▸ AIM
Scan the records for the word "ylabel". Copy each line that includes it.

▸ MATERIAL PROVIDED

-- Start --

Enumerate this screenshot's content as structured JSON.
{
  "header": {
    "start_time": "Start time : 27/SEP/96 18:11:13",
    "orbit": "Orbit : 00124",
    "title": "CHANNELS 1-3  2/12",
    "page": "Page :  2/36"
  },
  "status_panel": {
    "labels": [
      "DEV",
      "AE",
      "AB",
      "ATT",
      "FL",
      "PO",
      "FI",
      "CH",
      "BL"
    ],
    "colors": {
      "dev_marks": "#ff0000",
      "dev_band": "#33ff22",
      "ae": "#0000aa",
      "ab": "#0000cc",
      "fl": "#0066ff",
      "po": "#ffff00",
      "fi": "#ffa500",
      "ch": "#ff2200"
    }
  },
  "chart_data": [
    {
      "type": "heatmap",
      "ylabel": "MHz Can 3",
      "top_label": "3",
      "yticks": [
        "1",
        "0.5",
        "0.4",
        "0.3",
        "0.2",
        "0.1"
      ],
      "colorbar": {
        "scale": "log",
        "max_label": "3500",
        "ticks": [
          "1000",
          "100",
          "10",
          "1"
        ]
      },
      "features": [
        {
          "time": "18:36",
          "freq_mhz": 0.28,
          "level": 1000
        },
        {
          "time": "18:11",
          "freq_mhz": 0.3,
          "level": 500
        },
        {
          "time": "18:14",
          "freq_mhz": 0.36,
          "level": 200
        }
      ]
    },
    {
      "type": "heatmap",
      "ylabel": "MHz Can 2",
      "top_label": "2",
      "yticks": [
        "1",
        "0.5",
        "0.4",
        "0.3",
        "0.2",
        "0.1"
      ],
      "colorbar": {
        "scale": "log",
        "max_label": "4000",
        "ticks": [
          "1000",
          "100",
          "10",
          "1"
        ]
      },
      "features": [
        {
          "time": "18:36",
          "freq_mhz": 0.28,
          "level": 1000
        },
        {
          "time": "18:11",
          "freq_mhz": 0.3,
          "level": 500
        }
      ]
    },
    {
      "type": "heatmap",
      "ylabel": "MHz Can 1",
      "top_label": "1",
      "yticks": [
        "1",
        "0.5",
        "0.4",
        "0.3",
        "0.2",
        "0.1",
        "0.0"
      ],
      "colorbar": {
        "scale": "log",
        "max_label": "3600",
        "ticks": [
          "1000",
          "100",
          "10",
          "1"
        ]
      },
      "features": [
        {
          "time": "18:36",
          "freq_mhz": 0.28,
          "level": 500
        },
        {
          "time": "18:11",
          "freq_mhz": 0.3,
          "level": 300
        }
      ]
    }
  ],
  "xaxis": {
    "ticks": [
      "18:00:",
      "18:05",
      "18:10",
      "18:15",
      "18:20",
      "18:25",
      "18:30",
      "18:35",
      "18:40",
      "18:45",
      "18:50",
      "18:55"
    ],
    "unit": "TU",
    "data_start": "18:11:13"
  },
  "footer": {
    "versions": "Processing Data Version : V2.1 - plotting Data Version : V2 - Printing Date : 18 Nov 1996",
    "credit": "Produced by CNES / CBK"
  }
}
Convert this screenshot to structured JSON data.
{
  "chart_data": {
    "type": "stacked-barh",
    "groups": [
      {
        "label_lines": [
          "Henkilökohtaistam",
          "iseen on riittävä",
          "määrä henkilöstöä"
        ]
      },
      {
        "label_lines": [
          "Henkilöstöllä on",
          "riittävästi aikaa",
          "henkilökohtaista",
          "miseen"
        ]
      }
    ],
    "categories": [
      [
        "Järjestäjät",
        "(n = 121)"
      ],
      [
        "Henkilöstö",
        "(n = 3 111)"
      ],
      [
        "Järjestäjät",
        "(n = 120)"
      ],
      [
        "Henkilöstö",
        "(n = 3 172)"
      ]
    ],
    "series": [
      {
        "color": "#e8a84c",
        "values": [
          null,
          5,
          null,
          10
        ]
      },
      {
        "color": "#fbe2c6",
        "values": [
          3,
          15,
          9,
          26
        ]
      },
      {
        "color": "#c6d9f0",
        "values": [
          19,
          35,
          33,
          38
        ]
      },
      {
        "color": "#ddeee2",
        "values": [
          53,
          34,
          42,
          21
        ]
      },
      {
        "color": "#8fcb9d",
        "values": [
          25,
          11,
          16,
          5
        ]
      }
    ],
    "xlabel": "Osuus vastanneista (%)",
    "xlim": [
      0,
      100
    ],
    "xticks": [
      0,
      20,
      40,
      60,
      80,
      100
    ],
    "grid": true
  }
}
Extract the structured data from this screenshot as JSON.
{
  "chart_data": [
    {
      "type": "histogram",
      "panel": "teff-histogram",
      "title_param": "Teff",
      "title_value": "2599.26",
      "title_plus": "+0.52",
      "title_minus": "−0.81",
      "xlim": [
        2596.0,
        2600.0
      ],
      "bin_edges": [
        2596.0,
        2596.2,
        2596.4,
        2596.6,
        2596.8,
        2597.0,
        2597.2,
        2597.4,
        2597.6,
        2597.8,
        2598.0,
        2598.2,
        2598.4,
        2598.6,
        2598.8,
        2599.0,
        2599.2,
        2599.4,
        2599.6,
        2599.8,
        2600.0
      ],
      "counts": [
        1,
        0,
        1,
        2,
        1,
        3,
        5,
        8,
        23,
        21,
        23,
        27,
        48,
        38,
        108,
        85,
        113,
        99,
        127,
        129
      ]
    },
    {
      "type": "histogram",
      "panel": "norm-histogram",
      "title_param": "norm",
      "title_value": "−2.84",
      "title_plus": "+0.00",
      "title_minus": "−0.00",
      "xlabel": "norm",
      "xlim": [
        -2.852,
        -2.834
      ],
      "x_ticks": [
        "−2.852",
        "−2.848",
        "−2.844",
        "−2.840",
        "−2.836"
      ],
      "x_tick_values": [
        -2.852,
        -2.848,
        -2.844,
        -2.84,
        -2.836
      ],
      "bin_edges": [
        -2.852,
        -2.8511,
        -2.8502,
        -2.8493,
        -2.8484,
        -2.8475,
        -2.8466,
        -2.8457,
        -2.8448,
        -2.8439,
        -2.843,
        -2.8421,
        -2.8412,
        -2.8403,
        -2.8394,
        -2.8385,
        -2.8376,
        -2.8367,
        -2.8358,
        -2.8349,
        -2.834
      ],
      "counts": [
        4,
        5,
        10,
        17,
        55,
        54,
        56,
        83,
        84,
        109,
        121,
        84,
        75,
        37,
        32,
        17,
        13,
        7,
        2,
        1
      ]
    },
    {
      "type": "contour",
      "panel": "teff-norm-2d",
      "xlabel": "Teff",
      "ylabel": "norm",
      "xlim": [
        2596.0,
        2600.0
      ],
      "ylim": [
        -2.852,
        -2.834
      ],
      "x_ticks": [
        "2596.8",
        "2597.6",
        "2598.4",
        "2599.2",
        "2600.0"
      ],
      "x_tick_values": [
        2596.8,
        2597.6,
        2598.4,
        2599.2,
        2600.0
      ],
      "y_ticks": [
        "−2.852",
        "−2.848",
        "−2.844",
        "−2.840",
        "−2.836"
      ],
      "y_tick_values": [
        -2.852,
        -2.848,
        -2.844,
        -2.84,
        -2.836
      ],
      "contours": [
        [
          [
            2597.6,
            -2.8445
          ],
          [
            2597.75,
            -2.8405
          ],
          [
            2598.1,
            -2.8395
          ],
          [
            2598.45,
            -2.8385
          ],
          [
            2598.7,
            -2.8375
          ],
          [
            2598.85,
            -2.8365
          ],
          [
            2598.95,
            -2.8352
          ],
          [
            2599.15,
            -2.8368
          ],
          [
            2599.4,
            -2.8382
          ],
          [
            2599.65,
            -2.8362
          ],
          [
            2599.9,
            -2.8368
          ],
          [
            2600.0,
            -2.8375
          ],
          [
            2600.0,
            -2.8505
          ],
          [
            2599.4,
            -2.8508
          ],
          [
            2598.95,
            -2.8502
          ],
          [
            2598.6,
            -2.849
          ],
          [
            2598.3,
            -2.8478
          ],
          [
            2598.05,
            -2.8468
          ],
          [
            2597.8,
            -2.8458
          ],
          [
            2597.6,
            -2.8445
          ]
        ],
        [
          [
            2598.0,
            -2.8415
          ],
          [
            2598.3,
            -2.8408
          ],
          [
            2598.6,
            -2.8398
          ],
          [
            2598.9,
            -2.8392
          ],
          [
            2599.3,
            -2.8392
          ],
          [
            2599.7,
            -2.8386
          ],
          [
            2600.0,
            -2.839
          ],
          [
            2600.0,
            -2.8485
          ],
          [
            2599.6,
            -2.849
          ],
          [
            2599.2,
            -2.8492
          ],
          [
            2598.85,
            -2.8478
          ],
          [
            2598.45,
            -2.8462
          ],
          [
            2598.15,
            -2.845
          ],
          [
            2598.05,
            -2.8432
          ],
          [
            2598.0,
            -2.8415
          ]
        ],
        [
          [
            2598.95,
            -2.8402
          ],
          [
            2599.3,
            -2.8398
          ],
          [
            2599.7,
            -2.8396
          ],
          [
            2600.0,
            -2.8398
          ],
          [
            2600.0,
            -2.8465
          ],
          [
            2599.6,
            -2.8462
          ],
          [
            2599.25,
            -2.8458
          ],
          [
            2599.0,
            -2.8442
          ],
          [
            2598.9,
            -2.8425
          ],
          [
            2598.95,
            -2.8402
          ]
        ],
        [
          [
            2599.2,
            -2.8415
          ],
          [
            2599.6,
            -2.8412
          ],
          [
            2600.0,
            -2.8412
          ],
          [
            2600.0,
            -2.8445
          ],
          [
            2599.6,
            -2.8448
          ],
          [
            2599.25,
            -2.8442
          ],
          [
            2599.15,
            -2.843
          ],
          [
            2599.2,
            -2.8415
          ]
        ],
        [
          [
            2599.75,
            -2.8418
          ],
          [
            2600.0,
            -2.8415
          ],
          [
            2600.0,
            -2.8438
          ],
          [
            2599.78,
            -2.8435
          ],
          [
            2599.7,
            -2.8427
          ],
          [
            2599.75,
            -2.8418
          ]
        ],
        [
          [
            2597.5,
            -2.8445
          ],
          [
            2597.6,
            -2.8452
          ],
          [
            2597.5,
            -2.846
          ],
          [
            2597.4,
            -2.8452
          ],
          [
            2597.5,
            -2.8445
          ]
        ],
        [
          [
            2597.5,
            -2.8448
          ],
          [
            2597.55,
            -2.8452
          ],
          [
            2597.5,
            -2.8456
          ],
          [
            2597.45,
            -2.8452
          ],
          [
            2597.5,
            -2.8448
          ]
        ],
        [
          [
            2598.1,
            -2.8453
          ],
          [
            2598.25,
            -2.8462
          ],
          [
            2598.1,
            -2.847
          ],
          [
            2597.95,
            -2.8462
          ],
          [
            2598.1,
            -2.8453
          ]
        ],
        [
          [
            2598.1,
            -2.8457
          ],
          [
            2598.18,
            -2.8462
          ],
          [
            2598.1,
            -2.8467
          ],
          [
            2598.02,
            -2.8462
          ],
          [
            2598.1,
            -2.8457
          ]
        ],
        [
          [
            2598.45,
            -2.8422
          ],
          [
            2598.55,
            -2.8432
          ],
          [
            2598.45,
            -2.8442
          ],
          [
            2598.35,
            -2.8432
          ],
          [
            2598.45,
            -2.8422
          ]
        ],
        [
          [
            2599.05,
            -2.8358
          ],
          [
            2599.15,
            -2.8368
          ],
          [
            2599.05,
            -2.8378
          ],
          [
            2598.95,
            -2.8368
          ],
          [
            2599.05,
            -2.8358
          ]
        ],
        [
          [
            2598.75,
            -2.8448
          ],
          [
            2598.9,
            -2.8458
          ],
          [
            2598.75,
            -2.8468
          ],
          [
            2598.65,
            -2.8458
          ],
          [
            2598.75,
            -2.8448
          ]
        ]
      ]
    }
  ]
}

-- End --

▸ EXERCISE RESULT
      "ylabel": "MHz Can 3",
      "ylabel": "MHz Can 2",
      "ylabel": "MHz Can 1",
      "ylabel": "norm",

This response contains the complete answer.